_Entries:_

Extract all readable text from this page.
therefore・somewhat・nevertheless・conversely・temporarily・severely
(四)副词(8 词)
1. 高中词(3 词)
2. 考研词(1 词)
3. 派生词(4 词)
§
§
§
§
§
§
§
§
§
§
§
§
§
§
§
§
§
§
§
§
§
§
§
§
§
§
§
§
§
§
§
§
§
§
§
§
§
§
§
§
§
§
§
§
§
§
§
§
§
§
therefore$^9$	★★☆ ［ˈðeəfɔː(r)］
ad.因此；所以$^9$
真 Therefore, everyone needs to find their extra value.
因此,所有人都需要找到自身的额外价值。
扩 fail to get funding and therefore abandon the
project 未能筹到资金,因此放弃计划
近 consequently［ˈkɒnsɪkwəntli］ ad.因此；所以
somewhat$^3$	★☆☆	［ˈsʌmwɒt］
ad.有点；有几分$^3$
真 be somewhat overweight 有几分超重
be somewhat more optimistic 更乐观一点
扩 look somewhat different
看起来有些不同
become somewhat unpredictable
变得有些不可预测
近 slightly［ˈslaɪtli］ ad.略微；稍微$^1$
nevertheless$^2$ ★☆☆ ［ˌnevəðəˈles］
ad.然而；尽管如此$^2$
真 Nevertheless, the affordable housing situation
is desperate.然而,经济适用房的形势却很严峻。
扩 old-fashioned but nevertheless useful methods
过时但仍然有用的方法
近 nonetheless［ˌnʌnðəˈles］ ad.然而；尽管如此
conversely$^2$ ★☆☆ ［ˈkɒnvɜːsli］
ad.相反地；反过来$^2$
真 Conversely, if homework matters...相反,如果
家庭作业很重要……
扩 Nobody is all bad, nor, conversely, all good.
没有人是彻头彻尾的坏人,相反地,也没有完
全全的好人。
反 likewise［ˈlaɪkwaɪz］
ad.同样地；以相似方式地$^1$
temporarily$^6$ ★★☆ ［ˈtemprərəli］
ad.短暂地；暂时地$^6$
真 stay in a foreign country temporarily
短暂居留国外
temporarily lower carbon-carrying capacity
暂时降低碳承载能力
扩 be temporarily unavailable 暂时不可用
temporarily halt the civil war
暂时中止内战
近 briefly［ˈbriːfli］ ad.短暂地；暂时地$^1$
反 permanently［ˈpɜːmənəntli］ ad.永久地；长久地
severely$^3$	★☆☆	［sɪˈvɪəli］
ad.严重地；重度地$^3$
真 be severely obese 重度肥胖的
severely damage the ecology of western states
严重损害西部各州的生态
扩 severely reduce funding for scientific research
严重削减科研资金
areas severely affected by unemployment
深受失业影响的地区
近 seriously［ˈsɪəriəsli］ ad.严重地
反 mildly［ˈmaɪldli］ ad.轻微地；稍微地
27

_What the task requires:_
Your task is to repeat every entry exactly.

_Answer in full:_
Extract all readable text from this page.
therefore・somewhat・nevertheless・conversely・temporarily・severely
(四)副词(8 词)
1. 高中词(3 词)
2. 考研词(1 词)
3. 派生词(4 词)
§
§
§
§
§
§
§
§
§
§
§
§
§
§
§
§
§
§
§
§
§
§
§
§
§
§
§
§
§
§
§
§
§
§
§
§
§
§
§
§
§
§
§
§
§
§
§
§
§
§
therefore$^9$	★★☆ ［ˈðeəfɔː(r)］
ad.因此；所以$^9$
真 Therefore, everyone needs to find their extra value.
因此,所有人都需要找到自身的额外价值。
扩 fail to get funding and therefore abandon the
project 未能筹到资金,因此放弃计划
近 consequently［ˈkɒnsɪkwəntli］ ad.因此；所以
somewhat$^3$	★☆☆	［ˈsʌmwɒt］
ad.有点；有几分$^3$
真 be somewhat overweight 有几分超重
be somewhat more optimistic 更乐观一点
扩 look somewhat different
看起来有些不同
become somewhat unpredictable
变得有些不可预测
近 slightly［ˈslaɪtli］ ad.略微；稍微$^1$
nevertheless$^2$ ★☆☆ ［ˌnevəðəˈles］
ad.然而；尽管如此$^2$
真 Nevertheless, the affordable housing situation
is desperate.然而,经济适用房的形势却很严峻。
扩 old-fashioned but nevertheless useful methods
过时但仍然有用的方法
近 nonetheless［ˌnʌnðəˈles］ ad.然而；尽管如此
conversely$^2$ ★☆☆ ［ˈkɒnvɜːsli］
ad.相反地；反过来$^2$
真 Conversely, if homework matters...相反,如果
家庭作业很重要……
扩 Nobody is all bad, nor, conversely, all good.
没有人是彻头彻尾的坏人,相反地,也没有完
全全的好人。
反 likewise［ˈlaɪkwaɪz］
ad.同样地；以相似方式地$^1$
temporarily$^6$ ★★☆ ［ˈtemprərəli］
ad.短暂地；暂时地$^6$
真 stay in a foreign country temporarily
短暂居留国外
temporarily lower carbon-carrying capacity
暂时降低碳承载能力
扩 be temporarily unavailable 暂时不可用
temporarily halt the civil war
暂时中止内战
近 briefly［ˈbriːfli］ ad.短暂地；暂时地$^1$
反 permanently［ˈpɜːmənəntli］ ad.永久地；长久地
severely$^3$	★☆☆	［sɪˈvɪəli］
ad.严重地；重度地$^3$
真 be severely obese 重度肥胖的
severely damage the ecology of western states
严重损害西部各州的生态
扩 severely reduce funding for scientific research
严重削减科研资金
areas severely affected by unemployment
深受失业影响的地区
近 seriously［ˈsɪəriəsli］ ad.严重地
反 mildly［ˈmaɪldli］ ad.轻微地；稍微地
27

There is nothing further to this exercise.